Collection entries:
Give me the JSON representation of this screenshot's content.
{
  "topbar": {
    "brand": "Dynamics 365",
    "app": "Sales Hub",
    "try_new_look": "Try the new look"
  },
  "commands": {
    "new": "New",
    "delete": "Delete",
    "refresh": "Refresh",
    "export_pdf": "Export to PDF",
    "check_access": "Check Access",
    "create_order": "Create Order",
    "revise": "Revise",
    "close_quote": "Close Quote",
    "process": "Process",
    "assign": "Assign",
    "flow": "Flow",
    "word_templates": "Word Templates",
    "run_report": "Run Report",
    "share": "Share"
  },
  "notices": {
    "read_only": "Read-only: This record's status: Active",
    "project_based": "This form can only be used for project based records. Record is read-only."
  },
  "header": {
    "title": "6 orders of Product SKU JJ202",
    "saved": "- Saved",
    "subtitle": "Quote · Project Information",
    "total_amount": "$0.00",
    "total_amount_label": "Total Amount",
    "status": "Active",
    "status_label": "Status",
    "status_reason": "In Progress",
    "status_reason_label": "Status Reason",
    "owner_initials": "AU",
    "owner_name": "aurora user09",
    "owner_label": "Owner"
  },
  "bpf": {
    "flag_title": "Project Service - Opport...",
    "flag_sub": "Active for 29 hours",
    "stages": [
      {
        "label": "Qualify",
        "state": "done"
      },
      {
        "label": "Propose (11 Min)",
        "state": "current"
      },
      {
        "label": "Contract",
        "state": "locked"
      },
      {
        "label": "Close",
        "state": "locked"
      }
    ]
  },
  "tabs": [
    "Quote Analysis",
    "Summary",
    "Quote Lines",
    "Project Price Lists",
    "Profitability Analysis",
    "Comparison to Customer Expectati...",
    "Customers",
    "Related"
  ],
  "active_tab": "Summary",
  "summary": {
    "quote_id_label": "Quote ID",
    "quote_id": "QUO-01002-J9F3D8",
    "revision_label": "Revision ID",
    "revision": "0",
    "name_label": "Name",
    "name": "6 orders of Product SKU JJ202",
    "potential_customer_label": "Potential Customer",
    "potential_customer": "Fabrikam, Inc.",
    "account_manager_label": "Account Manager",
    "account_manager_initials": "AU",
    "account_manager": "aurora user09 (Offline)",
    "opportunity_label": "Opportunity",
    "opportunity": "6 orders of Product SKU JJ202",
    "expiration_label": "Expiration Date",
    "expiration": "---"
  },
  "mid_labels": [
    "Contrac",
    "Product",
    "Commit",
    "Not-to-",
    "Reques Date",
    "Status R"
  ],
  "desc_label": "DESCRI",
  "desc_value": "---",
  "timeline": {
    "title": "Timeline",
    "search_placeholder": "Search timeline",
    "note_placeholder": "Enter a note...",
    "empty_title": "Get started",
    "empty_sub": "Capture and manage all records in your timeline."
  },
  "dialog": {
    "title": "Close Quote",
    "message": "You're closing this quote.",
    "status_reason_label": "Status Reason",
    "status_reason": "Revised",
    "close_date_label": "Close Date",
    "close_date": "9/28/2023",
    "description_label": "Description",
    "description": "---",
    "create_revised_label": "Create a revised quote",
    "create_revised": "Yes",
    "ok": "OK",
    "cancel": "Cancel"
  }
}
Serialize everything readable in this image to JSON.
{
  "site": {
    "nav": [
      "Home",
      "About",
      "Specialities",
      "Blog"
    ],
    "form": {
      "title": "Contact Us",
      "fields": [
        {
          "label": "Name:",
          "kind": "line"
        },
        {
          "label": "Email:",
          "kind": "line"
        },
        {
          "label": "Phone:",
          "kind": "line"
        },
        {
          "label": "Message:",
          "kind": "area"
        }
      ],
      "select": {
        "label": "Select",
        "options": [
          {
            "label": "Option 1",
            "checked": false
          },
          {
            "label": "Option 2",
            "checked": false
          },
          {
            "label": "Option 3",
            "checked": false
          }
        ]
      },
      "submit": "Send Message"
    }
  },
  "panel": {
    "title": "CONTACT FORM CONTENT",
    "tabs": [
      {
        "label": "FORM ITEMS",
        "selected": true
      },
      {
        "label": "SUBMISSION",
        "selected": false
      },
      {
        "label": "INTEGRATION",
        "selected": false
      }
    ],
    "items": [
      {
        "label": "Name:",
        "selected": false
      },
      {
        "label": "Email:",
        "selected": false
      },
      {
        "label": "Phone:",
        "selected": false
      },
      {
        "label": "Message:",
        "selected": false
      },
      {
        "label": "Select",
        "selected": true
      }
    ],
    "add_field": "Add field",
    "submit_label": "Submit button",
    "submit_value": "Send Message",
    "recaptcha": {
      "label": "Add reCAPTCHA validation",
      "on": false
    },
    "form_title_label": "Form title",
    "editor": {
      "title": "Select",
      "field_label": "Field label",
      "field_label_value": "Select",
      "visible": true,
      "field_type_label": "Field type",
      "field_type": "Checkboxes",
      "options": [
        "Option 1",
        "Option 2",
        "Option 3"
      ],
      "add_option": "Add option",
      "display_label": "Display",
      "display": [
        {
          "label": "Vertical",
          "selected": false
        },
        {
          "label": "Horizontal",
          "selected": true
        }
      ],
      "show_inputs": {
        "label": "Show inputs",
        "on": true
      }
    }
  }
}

DIRECTIONS: For the entries above, count the lines that contain the string "orders", and state that number without further comment.

OUTPUT FOR THIS EXERCISE: 3